:: Supplied data

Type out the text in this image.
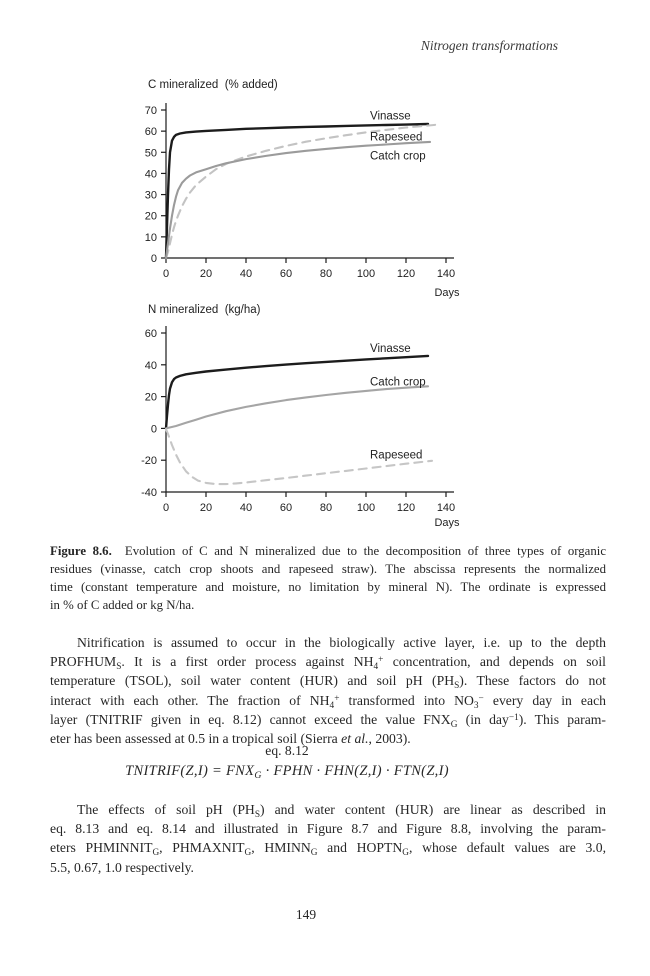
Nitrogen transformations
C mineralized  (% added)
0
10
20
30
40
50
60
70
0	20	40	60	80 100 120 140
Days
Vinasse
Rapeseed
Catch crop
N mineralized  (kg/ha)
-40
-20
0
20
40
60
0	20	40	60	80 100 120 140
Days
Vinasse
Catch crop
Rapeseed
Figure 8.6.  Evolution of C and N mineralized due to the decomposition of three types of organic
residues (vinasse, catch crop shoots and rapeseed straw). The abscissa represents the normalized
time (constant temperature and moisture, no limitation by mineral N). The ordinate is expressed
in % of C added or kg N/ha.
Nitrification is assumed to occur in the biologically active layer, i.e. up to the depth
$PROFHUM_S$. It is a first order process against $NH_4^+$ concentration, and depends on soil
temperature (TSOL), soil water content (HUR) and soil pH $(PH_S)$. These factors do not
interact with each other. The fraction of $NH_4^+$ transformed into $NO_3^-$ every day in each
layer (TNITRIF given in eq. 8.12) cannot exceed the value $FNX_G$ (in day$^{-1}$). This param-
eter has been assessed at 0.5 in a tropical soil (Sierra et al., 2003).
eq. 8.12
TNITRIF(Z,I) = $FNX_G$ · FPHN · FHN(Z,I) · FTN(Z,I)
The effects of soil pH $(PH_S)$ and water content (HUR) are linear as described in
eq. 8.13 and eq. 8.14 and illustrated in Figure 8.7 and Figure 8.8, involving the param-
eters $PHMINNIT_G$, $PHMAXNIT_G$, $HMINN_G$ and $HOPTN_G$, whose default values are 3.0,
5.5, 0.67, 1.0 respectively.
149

::::
:: Supplied data

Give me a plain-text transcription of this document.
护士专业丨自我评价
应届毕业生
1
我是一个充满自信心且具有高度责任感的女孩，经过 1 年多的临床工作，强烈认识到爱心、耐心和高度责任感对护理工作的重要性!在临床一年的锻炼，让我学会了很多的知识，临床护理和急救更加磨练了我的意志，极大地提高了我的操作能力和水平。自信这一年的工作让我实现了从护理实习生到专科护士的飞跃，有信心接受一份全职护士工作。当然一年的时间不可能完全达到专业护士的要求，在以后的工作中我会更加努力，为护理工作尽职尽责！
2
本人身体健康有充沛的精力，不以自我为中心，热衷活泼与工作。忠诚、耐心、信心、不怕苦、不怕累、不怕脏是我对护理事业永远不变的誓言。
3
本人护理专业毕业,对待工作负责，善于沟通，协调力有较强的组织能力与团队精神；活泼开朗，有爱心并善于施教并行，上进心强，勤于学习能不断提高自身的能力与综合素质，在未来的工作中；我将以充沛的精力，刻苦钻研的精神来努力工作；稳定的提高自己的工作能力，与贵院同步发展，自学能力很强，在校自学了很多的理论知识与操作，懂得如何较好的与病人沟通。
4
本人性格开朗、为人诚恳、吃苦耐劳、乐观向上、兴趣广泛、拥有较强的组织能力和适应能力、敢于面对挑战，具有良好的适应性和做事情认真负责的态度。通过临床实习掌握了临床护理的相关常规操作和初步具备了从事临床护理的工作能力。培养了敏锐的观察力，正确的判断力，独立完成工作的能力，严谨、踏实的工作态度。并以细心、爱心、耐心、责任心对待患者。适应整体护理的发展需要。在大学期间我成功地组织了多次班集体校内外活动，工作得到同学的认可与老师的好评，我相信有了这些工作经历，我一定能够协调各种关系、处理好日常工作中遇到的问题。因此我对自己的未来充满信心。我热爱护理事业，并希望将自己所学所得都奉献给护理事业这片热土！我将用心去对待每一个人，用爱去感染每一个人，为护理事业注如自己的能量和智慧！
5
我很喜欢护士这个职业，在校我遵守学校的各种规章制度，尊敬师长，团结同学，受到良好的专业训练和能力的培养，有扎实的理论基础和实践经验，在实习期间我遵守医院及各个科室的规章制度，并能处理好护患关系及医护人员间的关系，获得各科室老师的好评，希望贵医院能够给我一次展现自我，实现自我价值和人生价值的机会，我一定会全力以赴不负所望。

::::

> **Instruction**: Above are the records. Identify each line that contains the word "added".

> **Result of this task**:
C mineralized  (% added)
in % of C added or kg N/ha.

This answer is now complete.